| Exercise brief |
Reproduce each of the following rows verbatim, leaving out the pictures.

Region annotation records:
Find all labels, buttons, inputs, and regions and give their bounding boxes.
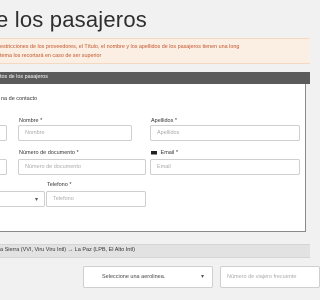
telefono-input[interactable] [46, 191, 146, 207]
chevron-down-icon: ▾ [34, 197, 38, 203]
nombre-input[interactable] [18, 125, 132, 141]
apellidos-label: Apellidos * [151, 118, 177, 124]
page-title: e los pasajeros [0, 7, 147, 32]
apellidos-input[interactable] [150, 125, 300, 141]
route-bar: a Sierra (VVI, Viru Viru Intl) → La Paz … [0, 244, 310, 258]
telefono-label: Telefono * [47, 182, 71, 188]
email-required-mark: * [175, 150, 178, 156]
documento-required-mark: * [76, 150, 79, 156]
email-input[interactable] [150, 159, 300, 175]
email-label-text: Email [160, 150, 175, 156]
notice-line-2: tema los recortará en caso de ser superi… [0, 53, 102, 59]
phone-prefix-select[interactable]: ▾ [0, 191, 45, 207]
telefono-label-text: Telefono [47, 182, 68, 188]
title-select[interactable] [0, 125, 7, 141]
documento-input[interactable] [18, 159, 146, 175]
envelope-icon [151, 150, 157, 155]
warning-notice: estricciones de los proveedores, el Títu… [0, 38, 310, 64]
documento-label: Número de documento * [19, 150, 79, 156]
document-type-select[interactable] [0, 159, 7, 175]
documento-label-text: Número de documento [19, 150, 75, 156]
section-header-title: tos de los pasajeros [0, 74, 48, 80]
section-header: tos de los pasajeros [0, 72, 310, 84]
frequent-flyer-number-input[interactable] [220, 266, 320, 288]
contact-person-label: na de contacto [1, 96, 38, 102]
apellidos-required-mark: * [174, 118, 177, 124]
chevron-down-icon: ▾ [200, 274, 204, 280]
passenger-form-card: na de contacto Nombre * Apellidos * Núme… [0, 84, 306, 232]
nombre-label: Nombre * [19, 118, 42, 124]
airline-select-placeholder: Seleccione una aerolinea. [102, 274, 166, 280]
nombre-required-mark: * [40, 118, 43, 124]
airline-select[interactable]: Seleccione una aerolinea. ▾ [83, 266, 213, 288]
route-text: a Sierra (VVI, Viru Viru Intl) → La Paz … [0, 247, 135, 253]
email-label: Email * [151, 150, 178, 156]
nombre-label-text: Nombre [19, 118, 39, 124]
telefono-required-mark: * [69, 182, 72, 188]
apellidos-label-text: Apellidos [151, 118, 174, 124]
notice-line-1: estricciones de los proveedores, el Títu… [0, 44, 240, 50]
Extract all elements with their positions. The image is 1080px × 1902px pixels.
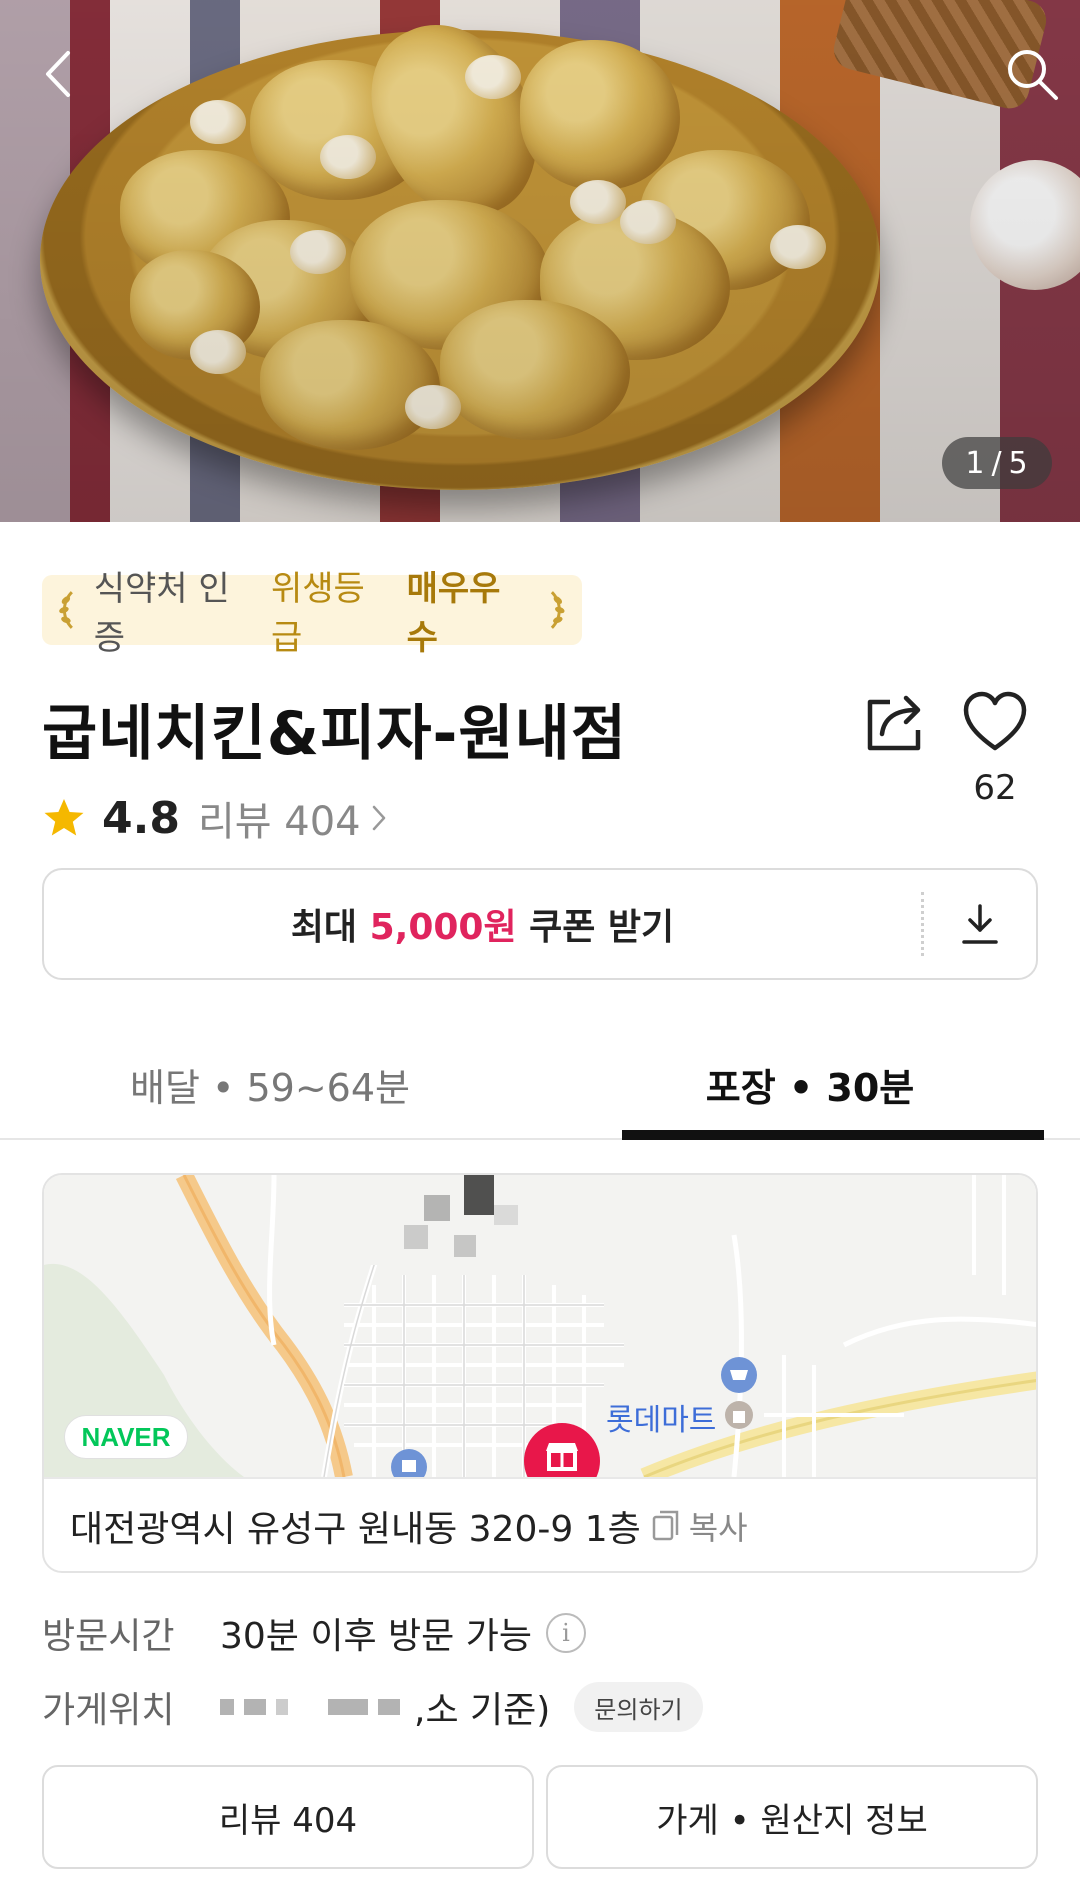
redacted-location-text [220,1699,400,1715]
chevron-left-icon [46,51,70,97]
copy-address-button[interactable]: 복사 [651,1503,748,1549]
like-button[interactable] [960,688,1030,758]
search-icon [1008,50,1058,100]
download-icon [962,904,998,944]
visit-time-value: 30분 이후 방문 가능 [220,1616,532,1657]
laurel-right-icon [551,591,565,629]
store-info-button[interactable]: 가게 • 원산지 정보 [546,1765,1038,1869]
coupon-prefix: 최대 [290,907,358,948]
page-total: 5 [1008,445,1029,481]
map-card: NAVER 롯데마트 대전광역시 유성구 원내동 320-9 1층 복사 [42,1173,1038,1573]
visit-time-value-group: 30분 이후 방문 가능 i [220,1607,586,1659]
rating-score: 4.8 [102,792,180,844]
store-address: 대전광역시 유성구 원내동 320-9 1층 [70,1509,641,1550]
coupon-download-button[interactable] [924,870,1036,978]
rating-row: 4.8 리뷰 404 [42,790,387,846]
search-button[interactable] [1002,44,1062,104]
order-type-tabs: 배달 • 59~64분 포장 • 30분 [0,1030,1080,1140]
hygiene-badge[interactable]: 식약처 인증 위생등급 매우우수 [42,569,582,658]
share-button[interactable] [860,688,930,758]
share-icon [867,695,921,751]
coupon-suffix: 쿠폰 받기 [529,907,675,948]
page-separator: / [991,445,1003,481]
chevron-right-icon [372,805,385,831]
map-view[interactable]: NAVER 롯데마트 [44,1175,1036,1477]
star-icon [44,799,84,836]
hygiene-grade-label: 위생등급 [270,569,365,658]
reviews-button[interactable]: 리뷰 404 [42,1765,534,1869]
photo-page-indicator: 1 / 5 [942,437,1052,489]
store-location-label: 가게위치 [42,1690,175,1731]
visit-time-label: 방문시간 [42,1616,175,1657]
naver-badge: NAVER [64,1415,188,1459]
store-location-value: ,소 기준) [414,1690,551,1731]
back-button[interactable] [30,44,90,104]
inquire-button[interactable]: 문의하기 [574,1682,703,1732]
coupon-button[interactable]: 최대 5,000원 쿠폰 받기 [44,870,921,978]
hygiene-certifier: 식약처 인증 [93,569,230,658]
photo-shade [0,0,1080,522]
store-location-row: 가게위치 ,소 기준) 문의하기 [42,1677,703,1737]
laurel-left-icon [59,591,73,629]
visit-time-row: 방문시간 30분 이후 방문 가능 i [42,1603,586,1663]
store-location-value-group: ,소 기준) 문의하기 [220,1681,703,1733]
tab-delivery[interactable]: 배달 • 59~64분 [0,1030,540,1138]
review-count-label: 리뷰 404 [197,799,361,845]
like-count: 62 [973,768,1017,808]
info-icon[interactable]: i [545,1613,586,1653]
store-marker-icon [524,1423,600,1477]
map-poi-label: 롯데마트 [606,1403,717,1438]
page-current: 1 [965,445,986,481]
hero-photo[interactable]: 1 / 5 [0,0,1080,522]
review-link[interactable]: 리뷰 404 [198,789,387,847]
address-row: 대전광역시 유성구 원내동 320-9 1층 복사 [44,1477,1036,1571]
coupon-banner: 최대 5,000원 쿠폰 받기 [42,868,1038,980]
copy-label: 복사 [688,1509,748,1547]
tab-pickup[interactable]: 포장 • 30분 [540,1030,1080,1140]
hygiene-grade-value: 매우우수 [406,569,501,658]
store-name: 굽네치킨&피자-원내점 [42,699,628,769]
heart-icon [963,691,1027,751]
copy-icon [652,1510,678,1541]
coupon-amount: 5,000원 [369,907,517,948]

| Result for this task |
Find all labels, buttons, inputs, and regions and give their bounding boxes.
telefono-input[interactable] [46, 191, 146, 207]
chevron-down-icon: ▾ [34, 197, 38, 203]
nombre-input[interactable] [18, 125, 132, 141]
apellidos-label: Apellidos * [151, 118, 177, 124]
page-title: e los pasajeros [0, 7, 147, 32]
apellidos-input[interactable] [150, 125, 300, 141]
route-bar: a Sierra (VVI, Viru Viru Intl) → La Paz … [0, 244, 310, 258]
telefono-label: Telefono * [47, 182, 71, 188]
email-required-mark: * [175, 150, 178, 156]
documento-required-mark: * [76, 150, 79, 156]
email-input[interactable] [150, 159, 300, 175]
email-label-text: Email [160, 150, 175, 156]
notice-line-2: tema los recortará en caso de ser superi… [0, 53, 102, 59]
phone-prefix-select[interactable]: ▾ [0, 191, 45, 207]
telefono-label-text: Telefono [47, 182, 68, 188]
title-select[interactable] [0, 125, 7, 141]
documento-input[interactable] [18, 159, 146, 175]
envelope-icon [151, 150, 157, 155]
warning-notice: estricciones de los proveedores, el Títu… [0, 38, 310, 64]
documento-label: Número de documento * [19, 150, 79, 156]
document-type-select[interactable] [0, 159, 7, 175]
documento-label-text: Número de documento [19, 150, 75, 156]
section-header-title: tos de los pasajeros [0, 74, 48, 80]
section-header: tos de los pasajeros [0, 72, 310, 84]
frequent-flyer-number-input[interactable] [220, 266, 320, 288]
contact-person-label: na de contacto [1, 96, 38, 102]
apellidos-required-mark: * [174, 118, 177, 124]
chevron-down-icon: ▾ [200, 274, 204, 280]
passenger-form-card: na de contacto Nombre * Apellidos * Núme… [0, 84, 306, 232]
nombre-label: Nombre * [19, 118, 42, 124]
airline-select-placeholder: Seleccione una aerolinea. [102, 274, 166, 280]
nombre-required-mark: * [40, 118, 43, 124]
airline-select[interactable]: Seleccione una aerolinea. ▾ [83, 266, 213, 288]
route-text: a Sierra (VVI, Viru Viru Intl) → La Paz … [0, 247, 135, 253]
email-label: Email * [151, 150, 178, 156]
nombre-label-text: Nombre [19, 118, 39, 124]
telefono-required-mark: * [69, 182, 72, 188]
apellidos-label-text: Apellidos [151, 118, 174, 124]
notice-line-1: estricciones de los proveedores, el Títu… [0, 44, 240, 50]
Extract all elements with their positions. The image is 1080px × 1902px pixels.
redacted-location-text [220,1699,400,1715]
chevron-left-icon [46,51,70,97]
copy-address-button[interactable]: 복사 [651,1503,748,1549]
like-button[interactable] [960,688,1030,758]
search-icon [1008,50,1058,100]
download-icon [962,904,998,944]
visit-time-value: 30분 이후 방문 가능 [220,1616,532,1657]
laurel-right-icon [551,591,565,629]
store-info-button[interactable]: 가게 • 원산지 정보 [546,1765,1038,1869]
coupon-prefix: 최대 [290,907,358,948]
page-total: 5 [1008,445,1029,481]
map-card: NAVER 롯데마트 대전광역시 유성구 원내동 320-9 1층 복사 [42,1173,1038,1573]
visit-time-value-group: 30분 이후 방문 가능 i [220,1607,586,1659]
rating-score: 4.8 [102,792,180,844]
store-address: 대전광역시 유성구 원내동 320-9 1층 [70,1509,641,1550]
coupon-download-button[interactable] [924,870,1036,978]
rating-row: 4.8 리뷰 404 [42,790,387,846]
search-button[interactable] [1002,44,1062,104]
order-type-tabs: 배달 • 59~64분 포장 • 30분 [0,1030,1080,1140]
hygiene-badge[interactable]: 식약처 인증 위생등급 매우우수 [42,569,582,658]
share-button[interactable] [860,688,930,758]
share-icon [867,695,921,751]
coupon-suffix: 쿠폰 받기 [529,907,675,948]
page-separator: / [991,445,1003,481]
chevron-right-icon [372,805,385,831]
map-view[interactable]: NAVER 롯데마트 [44,1175,1036,1477]
star-icon [44,799,84,836]
hygiene-grade-label: 위생등급 [270,569,365,658]
reviews-button[interactable]: 리뷰 404 [42,1765,534,1869]
photo-page-indicator: 1 / 5 [942,437,1052,489]
store-location-label: 가게위치 [42,1690,175,1731]
visit-time-label: 방문시간 [42,1616,175,1657]
naver-badge: NAVER [64,1415,188,1459]
store-location-value: ,소 기준) [414,1690,551,1731]
back-button[interactable] [30,44,90,104]
inquire-button[interactable]: 문의하기 [574,1682,703,1732]
coupon-button[interactable]: 최대 5,000원 쿠폰 받기 [44,870,921,978]
hygiene-certifier: 식약처 인증 [93,569,230,658]
photo-shade [0,0,1080,522]
store-location-row: 가게위치 ,소 기준) 문의하기 [42,1677,703,1737]
laurel-left-icon [59,591,73,629]
visit-time-row: 방문시간 30분 이후 방문 가능 i [42,1603,586,1663]
store-location-value-group: ,소 기준) 문의하기 [220,1681,703,1733]
tab-delivery[interactable]: 배달 • 59~64분 [0,1030,540,1138]
review-count-label: 리뷰 404 [197,799,361,845]
like-count: 62 [973,768,1017,808]
info-icon[interactable]: i [545,1613,586,1653]
store-marker-icon [524,1423,600,1477]
map-poi-label: 롯데마트 [606,1403,717,1438]
page-current: 1 [965,445,986,481]
hero-photo[interactable]: 1 / 5 [0,0,1080,522]
review-link[interactable]: 리뷰 404 [198,789,387,847]
address-row: 대전광역시 유성구 원내동 320-9 1층 복사 [44,1477,1036,1571]
coupon-banner: 최대 5,000원 쿠폰 받기 [42,868,1038,980]
copy-label: 복사 [688,1509,748,1547]
tab-pickup[interactable]: 포장 • 30분 [540,1030,1080,1140]
hygiene-grade-value: 매우우수 [406,569,501,658]
store-name: 굽네치킨&피자-원내점 [42,699,628,769]
heart-icon [963,691,1027,751]
copy-icon [652,1510,678,1541]
coupon-amount: 5,000원 [369,907,517,948]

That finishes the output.